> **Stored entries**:
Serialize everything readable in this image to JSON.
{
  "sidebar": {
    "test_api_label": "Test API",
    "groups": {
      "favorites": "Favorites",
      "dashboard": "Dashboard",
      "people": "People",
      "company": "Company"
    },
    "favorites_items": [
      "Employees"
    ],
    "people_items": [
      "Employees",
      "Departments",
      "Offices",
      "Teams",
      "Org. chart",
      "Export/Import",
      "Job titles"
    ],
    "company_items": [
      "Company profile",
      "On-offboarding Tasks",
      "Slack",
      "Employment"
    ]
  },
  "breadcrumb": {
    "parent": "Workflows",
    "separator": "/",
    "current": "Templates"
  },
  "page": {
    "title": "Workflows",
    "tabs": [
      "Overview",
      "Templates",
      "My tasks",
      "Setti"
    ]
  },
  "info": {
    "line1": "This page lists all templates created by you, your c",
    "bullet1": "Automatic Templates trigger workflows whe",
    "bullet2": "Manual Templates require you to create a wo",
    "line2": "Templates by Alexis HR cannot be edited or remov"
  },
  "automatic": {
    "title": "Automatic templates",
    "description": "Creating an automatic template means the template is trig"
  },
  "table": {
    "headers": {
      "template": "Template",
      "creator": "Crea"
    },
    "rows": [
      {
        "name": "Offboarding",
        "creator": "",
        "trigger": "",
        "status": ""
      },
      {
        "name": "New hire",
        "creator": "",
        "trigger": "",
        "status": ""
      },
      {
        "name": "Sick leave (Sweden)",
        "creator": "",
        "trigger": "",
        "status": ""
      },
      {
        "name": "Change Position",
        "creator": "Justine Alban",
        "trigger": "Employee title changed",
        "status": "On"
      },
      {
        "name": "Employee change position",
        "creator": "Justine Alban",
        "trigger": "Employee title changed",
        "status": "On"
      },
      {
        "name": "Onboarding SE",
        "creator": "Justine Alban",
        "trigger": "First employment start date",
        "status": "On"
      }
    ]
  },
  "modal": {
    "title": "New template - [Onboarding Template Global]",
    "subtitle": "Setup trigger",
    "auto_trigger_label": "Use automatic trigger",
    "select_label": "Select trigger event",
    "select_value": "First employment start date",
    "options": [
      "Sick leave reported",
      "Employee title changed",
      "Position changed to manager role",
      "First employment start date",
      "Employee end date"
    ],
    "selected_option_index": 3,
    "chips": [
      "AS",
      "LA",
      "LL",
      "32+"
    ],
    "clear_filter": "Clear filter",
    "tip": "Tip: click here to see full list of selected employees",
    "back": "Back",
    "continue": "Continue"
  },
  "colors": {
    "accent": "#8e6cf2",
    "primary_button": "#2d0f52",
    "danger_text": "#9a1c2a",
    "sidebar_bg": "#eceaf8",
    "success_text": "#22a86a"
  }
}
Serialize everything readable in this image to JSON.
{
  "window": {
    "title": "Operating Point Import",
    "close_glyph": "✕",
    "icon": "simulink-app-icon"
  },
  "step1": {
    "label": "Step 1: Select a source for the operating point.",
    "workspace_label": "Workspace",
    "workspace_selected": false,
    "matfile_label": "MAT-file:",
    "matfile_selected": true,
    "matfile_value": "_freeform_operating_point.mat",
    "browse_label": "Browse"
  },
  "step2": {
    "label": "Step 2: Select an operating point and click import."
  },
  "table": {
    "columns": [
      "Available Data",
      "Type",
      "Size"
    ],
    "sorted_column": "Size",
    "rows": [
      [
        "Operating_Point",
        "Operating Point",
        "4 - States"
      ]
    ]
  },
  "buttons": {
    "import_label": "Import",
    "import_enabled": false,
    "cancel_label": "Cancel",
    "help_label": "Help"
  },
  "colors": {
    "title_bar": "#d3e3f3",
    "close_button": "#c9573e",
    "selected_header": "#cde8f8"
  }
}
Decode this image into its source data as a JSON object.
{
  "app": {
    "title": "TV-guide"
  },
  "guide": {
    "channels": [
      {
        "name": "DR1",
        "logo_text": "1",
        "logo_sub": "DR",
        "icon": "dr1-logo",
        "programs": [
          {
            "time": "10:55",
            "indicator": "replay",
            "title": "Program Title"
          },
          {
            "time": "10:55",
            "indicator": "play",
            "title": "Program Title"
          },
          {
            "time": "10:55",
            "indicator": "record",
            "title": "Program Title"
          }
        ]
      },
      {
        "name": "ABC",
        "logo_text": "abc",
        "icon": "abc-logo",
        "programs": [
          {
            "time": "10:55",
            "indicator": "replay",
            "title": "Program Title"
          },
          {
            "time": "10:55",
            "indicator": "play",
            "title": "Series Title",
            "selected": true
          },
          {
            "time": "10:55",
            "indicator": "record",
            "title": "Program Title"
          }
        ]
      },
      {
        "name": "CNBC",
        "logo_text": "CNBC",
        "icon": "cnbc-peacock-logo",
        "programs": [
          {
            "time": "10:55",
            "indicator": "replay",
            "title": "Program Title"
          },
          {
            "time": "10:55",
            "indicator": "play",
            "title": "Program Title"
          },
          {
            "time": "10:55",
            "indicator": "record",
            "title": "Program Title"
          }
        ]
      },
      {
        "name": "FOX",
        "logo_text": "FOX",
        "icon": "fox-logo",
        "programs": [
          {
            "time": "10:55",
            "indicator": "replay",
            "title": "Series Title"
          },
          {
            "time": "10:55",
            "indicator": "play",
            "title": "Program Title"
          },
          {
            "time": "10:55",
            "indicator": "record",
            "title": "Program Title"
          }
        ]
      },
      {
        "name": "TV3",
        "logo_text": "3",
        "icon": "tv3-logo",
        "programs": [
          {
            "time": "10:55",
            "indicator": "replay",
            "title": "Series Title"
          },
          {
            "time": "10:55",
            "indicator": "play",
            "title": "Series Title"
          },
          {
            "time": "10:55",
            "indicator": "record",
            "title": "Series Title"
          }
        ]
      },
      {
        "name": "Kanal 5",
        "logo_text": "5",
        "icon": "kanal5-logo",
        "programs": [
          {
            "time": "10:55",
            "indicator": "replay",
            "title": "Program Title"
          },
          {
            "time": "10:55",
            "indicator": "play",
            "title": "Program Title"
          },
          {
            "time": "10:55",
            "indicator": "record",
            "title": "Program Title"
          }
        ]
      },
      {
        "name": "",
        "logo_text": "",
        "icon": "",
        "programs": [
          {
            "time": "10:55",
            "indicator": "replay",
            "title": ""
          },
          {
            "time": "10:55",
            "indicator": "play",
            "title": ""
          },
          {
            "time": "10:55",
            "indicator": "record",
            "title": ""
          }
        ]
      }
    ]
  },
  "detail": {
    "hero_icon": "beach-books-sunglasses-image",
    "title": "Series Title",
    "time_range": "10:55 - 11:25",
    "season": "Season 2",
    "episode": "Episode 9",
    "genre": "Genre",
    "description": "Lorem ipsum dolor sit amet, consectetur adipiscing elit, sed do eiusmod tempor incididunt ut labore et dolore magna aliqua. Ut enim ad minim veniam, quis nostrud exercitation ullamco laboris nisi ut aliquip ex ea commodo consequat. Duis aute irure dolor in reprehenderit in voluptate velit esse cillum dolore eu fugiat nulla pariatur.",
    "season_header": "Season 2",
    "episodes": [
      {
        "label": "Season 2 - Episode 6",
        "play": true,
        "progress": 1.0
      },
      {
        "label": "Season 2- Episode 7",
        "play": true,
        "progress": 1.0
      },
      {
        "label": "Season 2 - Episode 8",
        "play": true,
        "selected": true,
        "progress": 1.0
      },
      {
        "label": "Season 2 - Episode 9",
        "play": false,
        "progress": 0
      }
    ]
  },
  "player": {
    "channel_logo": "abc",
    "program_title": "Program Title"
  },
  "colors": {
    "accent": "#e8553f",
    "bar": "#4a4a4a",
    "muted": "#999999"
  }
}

> **What is asked**: Every line that holds the word "source" should be extracted.

> **Expected answer**:
    "label": "Step 1: Select a source for the operating point.",
Decode this image into its source data as a JSON object.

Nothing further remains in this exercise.